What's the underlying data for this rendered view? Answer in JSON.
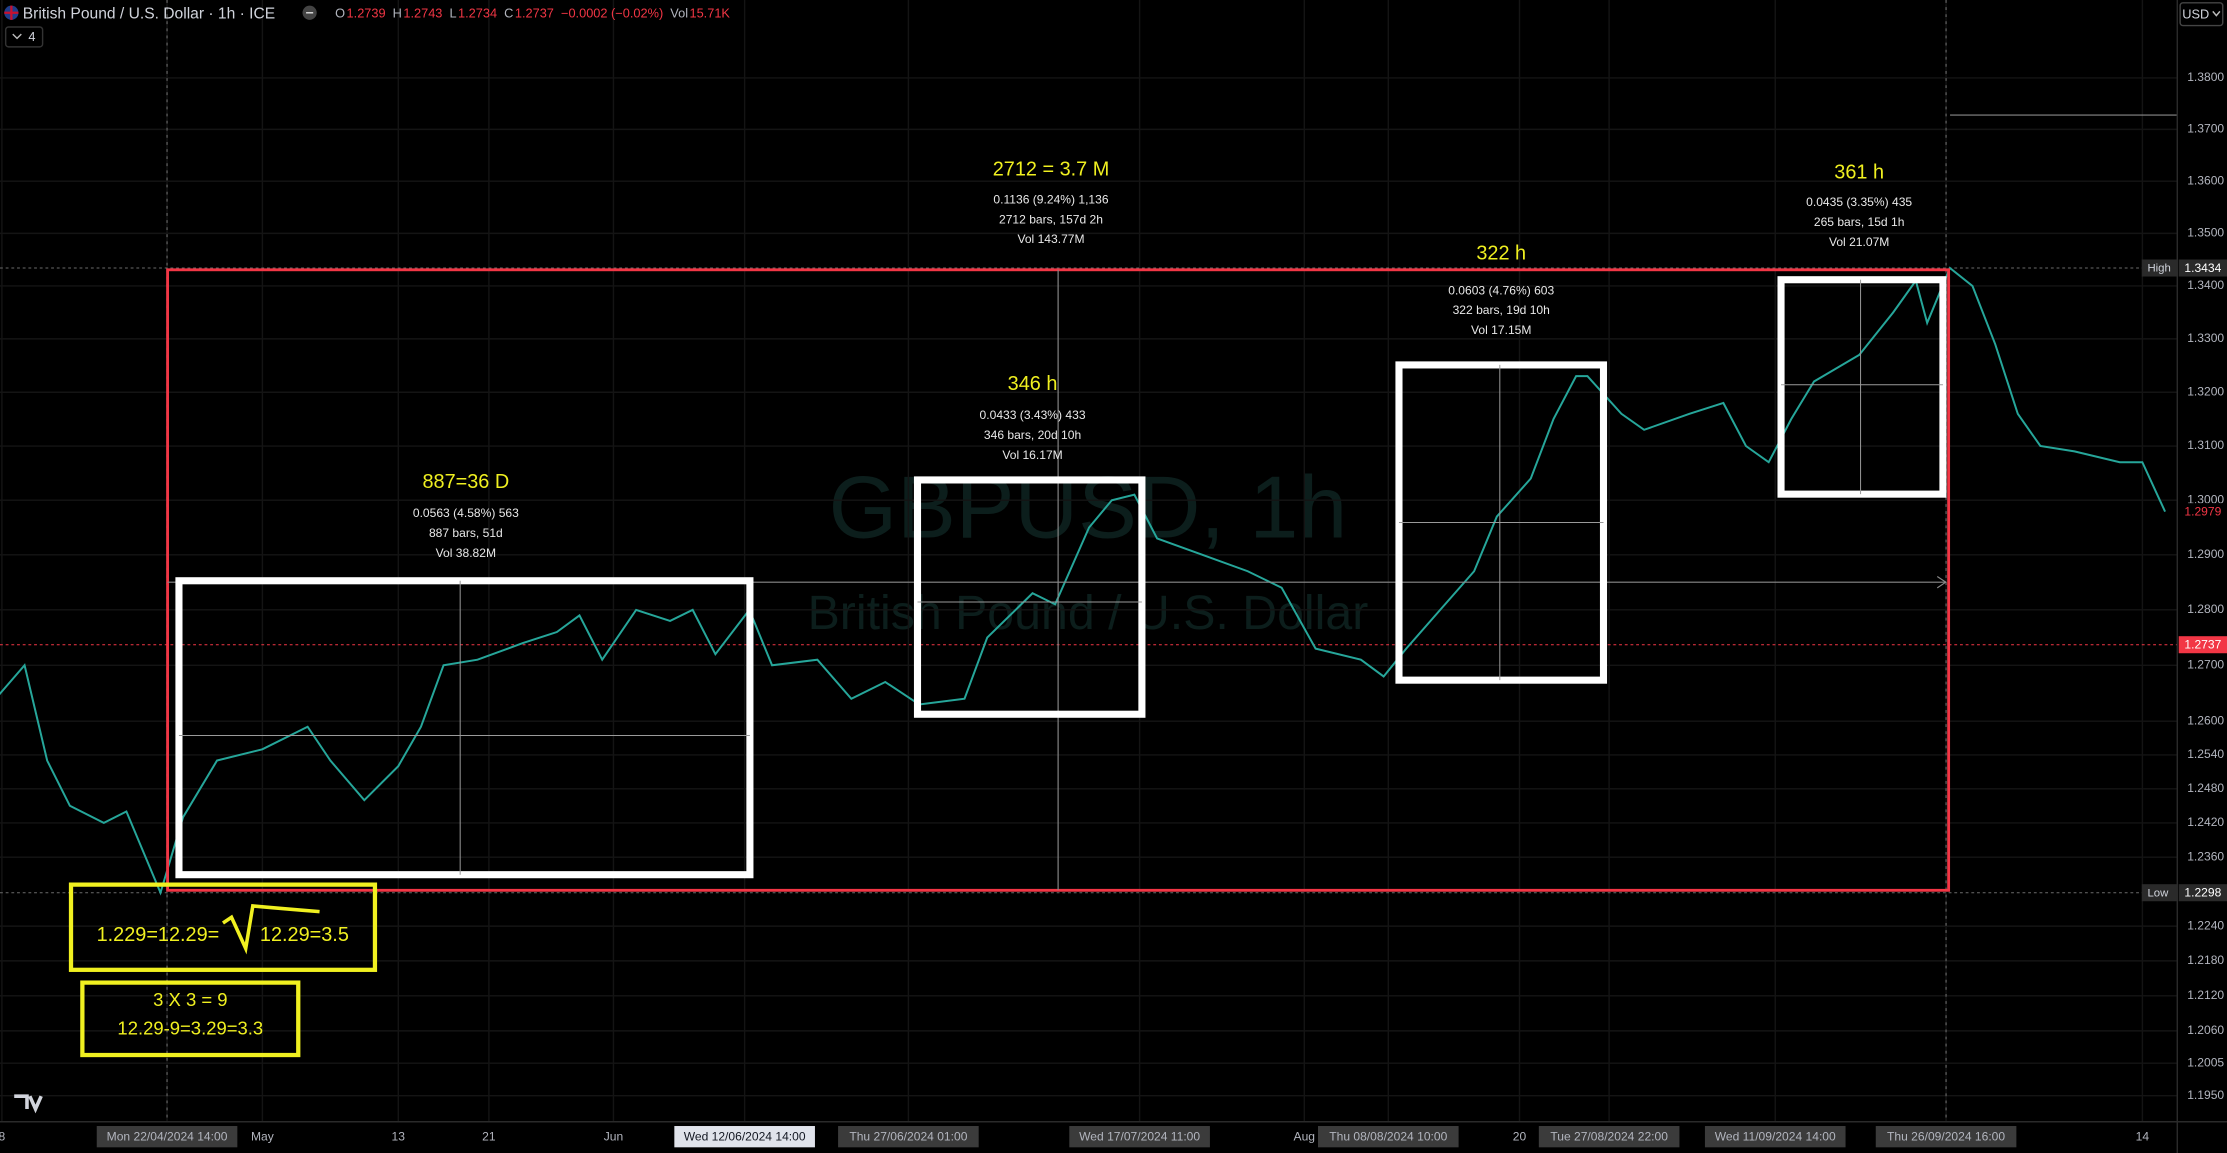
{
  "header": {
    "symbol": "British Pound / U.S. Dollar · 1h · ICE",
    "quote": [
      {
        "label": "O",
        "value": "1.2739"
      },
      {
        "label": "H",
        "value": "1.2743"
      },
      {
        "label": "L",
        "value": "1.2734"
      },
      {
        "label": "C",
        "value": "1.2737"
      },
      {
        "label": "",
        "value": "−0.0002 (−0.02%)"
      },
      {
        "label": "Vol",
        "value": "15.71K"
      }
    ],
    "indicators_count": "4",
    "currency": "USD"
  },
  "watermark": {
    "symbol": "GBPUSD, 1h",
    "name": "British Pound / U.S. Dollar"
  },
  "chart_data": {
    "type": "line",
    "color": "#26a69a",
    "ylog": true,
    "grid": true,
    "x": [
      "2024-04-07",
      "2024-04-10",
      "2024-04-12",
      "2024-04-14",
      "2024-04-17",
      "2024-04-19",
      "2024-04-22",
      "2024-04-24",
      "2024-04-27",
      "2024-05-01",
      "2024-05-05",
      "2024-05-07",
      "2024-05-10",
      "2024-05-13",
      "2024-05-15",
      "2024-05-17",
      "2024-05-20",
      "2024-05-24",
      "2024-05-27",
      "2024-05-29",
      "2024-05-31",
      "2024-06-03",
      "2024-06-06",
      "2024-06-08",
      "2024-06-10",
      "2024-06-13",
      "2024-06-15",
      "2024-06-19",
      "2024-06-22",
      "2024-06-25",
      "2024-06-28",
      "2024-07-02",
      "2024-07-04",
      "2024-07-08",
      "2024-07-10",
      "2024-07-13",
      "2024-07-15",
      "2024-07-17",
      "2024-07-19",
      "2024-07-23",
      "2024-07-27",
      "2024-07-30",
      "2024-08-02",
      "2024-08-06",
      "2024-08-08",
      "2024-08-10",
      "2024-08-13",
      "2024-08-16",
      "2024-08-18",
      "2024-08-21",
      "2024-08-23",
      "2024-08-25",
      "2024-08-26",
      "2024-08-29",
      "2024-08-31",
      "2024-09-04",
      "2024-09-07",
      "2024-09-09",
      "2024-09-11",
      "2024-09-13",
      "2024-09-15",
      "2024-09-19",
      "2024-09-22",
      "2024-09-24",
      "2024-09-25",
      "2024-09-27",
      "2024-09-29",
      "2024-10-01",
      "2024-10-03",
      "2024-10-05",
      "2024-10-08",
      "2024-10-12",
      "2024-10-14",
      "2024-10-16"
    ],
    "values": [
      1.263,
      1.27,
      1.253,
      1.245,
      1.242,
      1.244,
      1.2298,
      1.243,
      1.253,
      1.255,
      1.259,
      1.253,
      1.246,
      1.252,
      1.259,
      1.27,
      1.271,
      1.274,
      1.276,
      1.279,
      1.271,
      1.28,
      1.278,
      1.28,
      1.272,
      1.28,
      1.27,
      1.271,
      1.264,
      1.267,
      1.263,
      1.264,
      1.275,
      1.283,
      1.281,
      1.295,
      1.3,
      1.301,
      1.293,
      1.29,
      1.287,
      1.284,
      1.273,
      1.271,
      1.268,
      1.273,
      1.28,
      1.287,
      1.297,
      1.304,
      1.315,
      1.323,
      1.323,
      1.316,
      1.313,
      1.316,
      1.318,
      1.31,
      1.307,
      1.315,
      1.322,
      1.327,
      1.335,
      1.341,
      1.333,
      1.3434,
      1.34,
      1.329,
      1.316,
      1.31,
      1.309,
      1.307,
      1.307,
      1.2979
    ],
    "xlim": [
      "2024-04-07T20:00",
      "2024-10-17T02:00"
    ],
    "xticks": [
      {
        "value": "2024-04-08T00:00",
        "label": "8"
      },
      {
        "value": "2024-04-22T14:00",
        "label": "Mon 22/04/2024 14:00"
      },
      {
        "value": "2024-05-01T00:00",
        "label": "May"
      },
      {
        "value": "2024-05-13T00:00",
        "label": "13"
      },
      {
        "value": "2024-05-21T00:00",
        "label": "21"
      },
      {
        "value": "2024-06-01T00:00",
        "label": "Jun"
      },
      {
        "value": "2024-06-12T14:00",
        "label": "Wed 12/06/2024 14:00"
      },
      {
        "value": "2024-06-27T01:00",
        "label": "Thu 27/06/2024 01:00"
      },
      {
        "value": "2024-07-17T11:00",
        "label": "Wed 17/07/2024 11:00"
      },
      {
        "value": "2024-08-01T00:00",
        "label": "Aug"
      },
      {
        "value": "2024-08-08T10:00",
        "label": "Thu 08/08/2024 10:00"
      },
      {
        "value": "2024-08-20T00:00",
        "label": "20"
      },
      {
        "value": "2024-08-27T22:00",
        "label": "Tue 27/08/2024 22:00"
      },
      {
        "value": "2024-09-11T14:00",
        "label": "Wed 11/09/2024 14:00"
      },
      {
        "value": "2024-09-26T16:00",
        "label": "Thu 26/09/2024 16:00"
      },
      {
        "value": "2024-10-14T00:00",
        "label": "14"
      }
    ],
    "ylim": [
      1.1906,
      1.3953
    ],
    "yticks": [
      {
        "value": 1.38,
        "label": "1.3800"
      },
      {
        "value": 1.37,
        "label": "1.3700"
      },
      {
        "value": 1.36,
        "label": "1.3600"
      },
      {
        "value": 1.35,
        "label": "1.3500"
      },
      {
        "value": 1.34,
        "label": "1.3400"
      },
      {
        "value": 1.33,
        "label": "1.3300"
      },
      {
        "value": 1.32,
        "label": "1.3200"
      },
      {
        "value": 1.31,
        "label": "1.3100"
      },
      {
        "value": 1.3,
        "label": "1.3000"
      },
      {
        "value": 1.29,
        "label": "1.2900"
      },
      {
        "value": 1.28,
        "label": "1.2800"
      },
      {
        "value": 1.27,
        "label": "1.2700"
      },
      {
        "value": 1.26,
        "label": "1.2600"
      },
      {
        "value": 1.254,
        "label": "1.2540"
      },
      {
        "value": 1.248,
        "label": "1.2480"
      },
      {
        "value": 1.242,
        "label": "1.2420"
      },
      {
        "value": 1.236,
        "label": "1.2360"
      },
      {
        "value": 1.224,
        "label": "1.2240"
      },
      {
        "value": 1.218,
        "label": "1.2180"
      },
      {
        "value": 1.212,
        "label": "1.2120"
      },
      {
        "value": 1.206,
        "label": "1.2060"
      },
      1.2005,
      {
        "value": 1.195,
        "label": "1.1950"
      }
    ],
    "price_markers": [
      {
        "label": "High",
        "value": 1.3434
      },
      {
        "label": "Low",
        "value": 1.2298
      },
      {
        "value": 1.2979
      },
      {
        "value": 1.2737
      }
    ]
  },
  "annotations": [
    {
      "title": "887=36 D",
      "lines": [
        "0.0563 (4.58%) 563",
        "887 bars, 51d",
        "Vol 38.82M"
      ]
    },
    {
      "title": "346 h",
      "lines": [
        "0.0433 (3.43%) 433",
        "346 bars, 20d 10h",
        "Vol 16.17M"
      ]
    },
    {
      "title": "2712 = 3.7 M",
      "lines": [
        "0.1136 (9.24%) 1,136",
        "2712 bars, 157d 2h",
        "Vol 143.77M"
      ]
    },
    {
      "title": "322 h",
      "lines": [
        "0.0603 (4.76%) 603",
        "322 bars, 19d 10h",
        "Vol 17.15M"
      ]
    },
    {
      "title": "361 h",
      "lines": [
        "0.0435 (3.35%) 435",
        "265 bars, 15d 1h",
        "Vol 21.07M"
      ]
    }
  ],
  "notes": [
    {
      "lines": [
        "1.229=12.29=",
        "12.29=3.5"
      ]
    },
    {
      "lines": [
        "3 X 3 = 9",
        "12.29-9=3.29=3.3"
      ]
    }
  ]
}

========

Exercise instructions:
Copy all lines of the listing above that contain the string "symbol".

Reply:
    "symbol": "British Pound / U.S. Dollar · 1h · ICE",
    "symbol": "GBPUSD, 1h",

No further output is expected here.